Dataset rows:
<<<<

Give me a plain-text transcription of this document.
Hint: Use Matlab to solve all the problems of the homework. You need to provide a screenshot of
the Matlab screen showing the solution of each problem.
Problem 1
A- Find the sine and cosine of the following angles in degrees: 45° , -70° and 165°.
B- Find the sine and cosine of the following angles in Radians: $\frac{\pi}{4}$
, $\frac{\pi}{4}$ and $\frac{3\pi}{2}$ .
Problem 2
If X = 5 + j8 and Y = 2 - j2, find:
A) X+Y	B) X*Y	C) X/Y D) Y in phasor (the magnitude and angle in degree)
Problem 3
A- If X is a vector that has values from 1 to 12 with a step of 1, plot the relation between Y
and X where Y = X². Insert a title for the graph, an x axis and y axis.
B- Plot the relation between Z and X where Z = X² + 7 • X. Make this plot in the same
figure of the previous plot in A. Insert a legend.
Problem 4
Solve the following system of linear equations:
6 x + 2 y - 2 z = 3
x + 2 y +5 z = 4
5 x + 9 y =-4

>>>>

▸ GOAL OF THE EXERCISE: Copy out each line exactly.

▸ SOLUTION:
Give me a plain-text transcription of this document.
Hint: Use Matlab to solve all the problems of the homework. You need to provide a screenshot of
the Matlab screen showing the solution of each problem.
Problem 1
A- Find the sine and cosine of the following angles in degrees: 45° , -70° and 165°.
B- Find the sine and cosine of the following angles in Radians: $\frac{\pi}{4}$
, $\frac{\pi}{4}$ and $\frac{3\pi}{2}$ .
Problem 2
If X = 5 + j8 and Y = 2 - j2, find:
A) X+Y	B) X*Y	C) X/Y D) Y in phasor (the magnitude and angle in degree)
Problem 3
A- If X is a vector that has values from 1 to 12 with a step of 1, plot the relation between Y
and X where Y = X². Insert a title for the graph, an x axis and y axis.
B- Plot the relation between Z and X where Z = X² + 7 • X. Make this plot in the same
figure of the previous plot in A. Insert a legend.
Problem 4
Solve the following system of linear equations:
6 x + 2 y - 2 z = 3
x + 2 y +5 z = 4
5 x + 9 y =-4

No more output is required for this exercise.